*What to produce:* Extract all lines in the data that contain the word "this".

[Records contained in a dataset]
^^^^

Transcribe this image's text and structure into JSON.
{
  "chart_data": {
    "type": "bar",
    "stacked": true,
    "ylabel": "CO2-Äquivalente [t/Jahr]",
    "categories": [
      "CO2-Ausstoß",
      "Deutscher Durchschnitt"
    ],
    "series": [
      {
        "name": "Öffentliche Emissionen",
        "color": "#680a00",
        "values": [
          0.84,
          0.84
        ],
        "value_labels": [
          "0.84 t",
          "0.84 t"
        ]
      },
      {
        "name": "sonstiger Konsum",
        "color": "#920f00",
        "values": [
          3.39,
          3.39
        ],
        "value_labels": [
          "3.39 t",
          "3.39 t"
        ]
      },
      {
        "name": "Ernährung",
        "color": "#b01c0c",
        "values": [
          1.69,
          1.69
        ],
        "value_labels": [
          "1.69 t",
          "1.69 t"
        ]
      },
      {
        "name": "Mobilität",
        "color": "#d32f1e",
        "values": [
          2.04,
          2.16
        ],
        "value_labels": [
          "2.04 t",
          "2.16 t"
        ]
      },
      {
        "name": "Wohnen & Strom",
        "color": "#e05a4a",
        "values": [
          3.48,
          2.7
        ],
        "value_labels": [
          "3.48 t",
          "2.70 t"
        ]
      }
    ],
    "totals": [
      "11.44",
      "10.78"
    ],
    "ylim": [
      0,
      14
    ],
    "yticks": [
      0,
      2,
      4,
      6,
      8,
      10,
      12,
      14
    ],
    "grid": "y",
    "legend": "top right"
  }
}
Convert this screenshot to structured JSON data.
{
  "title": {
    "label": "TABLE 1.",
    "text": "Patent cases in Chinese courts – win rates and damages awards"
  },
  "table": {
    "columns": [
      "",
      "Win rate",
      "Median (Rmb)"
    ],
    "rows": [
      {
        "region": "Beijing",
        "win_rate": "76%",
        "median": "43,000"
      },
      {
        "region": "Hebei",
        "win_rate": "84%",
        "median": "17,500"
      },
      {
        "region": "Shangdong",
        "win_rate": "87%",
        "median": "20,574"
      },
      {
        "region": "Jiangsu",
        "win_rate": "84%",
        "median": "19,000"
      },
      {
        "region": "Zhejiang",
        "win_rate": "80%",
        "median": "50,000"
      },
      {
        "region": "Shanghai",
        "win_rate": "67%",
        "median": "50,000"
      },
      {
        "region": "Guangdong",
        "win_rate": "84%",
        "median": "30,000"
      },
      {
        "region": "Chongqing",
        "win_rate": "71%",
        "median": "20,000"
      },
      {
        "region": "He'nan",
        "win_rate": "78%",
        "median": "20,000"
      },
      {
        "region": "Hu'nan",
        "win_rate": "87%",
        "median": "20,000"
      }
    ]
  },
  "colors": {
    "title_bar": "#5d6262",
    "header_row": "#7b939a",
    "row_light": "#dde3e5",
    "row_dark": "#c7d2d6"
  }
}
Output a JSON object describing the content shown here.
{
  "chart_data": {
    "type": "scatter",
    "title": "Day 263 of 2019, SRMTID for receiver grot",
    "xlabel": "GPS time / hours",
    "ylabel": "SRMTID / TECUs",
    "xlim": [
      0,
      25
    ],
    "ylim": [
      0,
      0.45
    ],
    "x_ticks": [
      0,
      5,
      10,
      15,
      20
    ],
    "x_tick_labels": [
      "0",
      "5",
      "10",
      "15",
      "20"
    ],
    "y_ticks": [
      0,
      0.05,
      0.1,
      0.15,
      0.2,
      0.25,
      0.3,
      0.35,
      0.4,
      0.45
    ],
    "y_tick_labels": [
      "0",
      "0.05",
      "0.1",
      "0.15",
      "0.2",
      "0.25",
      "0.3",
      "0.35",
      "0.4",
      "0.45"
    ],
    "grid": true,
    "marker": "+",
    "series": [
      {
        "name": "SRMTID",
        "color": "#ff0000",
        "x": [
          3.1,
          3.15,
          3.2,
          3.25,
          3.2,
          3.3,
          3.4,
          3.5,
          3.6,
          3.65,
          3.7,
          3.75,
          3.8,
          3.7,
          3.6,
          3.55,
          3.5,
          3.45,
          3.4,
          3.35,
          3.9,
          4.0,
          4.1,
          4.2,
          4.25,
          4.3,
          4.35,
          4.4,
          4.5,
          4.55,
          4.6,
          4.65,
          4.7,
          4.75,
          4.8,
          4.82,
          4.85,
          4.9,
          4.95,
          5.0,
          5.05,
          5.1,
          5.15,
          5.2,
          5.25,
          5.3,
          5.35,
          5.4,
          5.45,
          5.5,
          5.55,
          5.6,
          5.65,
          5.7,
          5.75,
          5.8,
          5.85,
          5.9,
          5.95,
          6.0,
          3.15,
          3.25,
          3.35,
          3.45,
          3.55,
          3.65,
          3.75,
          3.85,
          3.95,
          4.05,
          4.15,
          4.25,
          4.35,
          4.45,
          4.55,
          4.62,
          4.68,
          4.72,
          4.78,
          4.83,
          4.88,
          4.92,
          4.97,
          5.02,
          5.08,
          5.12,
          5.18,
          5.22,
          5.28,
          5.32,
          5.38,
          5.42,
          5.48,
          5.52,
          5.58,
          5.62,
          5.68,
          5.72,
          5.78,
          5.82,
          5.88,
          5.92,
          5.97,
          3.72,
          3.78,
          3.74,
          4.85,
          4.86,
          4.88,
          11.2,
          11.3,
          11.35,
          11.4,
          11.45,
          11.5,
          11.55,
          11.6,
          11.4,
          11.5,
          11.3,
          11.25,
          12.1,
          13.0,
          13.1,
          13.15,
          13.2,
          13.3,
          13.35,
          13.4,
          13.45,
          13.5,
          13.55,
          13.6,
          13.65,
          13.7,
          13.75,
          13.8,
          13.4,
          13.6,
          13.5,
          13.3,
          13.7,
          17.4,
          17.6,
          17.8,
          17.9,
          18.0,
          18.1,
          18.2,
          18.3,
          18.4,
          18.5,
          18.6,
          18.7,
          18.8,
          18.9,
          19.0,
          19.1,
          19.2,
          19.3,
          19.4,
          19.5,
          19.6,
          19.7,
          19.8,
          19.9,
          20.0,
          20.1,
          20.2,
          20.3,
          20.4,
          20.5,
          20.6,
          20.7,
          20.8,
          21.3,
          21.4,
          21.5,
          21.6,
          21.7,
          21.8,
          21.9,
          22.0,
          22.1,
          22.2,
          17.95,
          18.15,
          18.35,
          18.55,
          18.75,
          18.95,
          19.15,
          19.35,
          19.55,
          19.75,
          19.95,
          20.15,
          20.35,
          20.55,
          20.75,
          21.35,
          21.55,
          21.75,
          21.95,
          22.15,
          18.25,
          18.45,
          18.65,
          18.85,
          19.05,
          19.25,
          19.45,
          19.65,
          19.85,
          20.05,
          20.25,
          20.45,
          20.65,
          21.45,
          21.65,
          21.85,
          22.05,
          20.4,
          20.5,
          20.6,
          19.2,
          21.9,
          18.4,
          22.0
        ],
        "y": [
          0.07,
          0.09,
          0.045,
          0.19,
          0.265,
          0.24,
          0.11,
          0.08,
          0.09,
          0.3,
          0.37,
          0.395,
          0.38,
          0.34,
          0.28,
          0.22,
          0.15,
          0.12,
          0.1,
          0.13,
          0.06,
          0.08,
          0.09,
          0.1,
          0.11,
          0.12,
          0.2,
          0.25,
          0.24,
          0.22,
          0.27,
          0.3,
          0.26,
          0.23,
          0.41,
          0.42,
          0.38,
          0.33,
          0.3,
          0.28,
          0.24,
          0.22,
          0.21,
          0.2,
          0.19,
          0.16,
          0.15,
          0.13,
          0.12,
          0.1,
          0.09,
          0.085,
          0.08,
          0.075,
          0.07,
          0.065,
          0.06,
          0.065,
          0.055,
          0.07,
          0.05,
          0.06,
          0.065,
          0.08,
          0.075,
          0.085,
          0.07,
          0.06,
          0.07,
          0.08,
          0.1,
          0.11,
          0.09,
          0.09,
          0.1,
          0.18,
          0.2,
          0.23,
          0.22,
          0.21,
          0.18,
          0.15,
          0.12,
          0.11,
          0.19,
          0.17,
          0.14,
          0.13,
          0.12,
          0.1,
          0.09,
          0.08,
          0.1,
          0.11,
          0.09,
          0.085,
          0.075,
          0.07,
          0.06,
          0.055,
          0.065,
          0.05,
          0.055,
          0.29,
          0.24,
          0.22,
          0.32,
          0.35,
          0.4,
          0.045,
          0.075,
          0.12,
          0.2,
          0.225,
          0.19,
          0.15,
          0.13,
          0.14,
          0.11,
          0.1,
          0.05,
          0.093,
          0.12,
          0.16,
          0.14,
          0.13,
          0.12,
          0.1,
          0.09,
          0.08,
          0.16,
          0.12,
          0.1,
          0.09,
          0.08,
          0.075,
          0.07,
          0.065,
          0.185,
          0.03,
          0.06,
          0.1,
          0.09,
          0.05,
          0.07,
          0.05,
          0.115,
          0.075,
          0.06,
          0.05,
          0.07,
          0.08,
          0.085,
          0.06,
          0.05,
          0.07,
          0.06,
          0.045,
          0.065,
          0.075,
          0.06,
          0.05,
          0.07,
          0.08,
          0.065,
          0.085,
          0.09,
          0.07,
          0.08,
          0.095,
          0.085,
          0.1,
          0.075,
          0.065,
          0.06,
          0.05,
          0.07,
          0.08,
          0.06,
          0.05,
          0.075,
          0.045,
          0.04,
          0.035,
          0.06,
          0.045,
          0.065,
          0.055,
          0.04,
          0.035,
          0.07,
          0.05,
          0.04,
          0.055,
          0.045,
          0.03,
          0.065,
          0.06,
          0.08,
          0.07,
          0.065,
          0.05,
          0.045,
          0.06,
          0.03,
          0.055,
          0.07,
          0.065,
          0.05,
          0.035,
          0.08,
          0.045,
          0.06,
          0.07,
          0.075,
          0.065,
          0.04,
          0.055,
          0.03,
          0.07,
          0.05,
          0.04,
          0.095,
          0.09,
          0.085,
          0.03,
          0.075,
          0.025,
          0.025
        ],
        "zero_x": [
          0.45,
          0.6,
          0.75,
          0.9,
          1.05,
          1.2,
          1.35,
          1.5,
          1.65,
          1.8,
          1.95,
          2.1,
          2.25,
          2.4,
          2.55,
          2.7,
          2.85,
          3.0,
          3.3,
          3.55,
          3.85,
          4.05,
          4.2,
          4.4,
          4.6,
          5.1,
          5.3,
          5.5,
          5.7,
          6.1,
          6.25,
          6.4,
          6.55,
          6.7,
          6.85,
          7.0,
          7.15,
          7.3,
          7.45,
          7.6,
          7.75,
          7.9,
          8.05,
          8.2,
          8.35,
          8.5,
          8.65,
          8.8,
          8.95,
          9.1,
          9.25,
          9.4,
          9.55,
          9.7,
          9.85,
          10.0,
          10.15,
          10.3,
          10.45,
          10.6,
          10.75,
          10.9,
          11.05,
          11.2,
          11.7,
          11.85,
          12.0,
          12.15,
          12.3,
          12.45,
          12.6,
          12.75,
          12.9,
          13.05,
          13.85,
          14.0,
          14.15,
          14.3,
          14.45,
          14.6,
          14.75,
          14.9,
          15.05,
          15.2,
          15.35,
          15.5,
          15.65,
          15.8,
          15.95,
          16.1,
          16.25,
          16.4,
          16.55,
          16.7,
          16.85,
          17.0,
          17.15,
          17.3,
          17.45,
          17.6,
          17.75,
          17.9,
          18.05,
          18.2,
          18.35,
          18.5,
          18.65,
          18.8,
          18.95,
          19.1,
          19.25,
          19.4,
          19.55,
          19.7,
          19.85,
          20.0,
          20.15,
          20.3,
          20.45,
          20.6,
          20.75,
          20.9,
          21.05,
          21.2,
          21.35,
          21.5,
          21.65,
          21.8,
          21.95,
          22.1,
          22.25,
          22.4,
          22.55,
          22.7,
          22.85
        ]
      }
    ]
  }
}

^^^^

*Expected output:*
Transcribe this image's text and structure into JSON.
Convert this screenshot to structured JSON data.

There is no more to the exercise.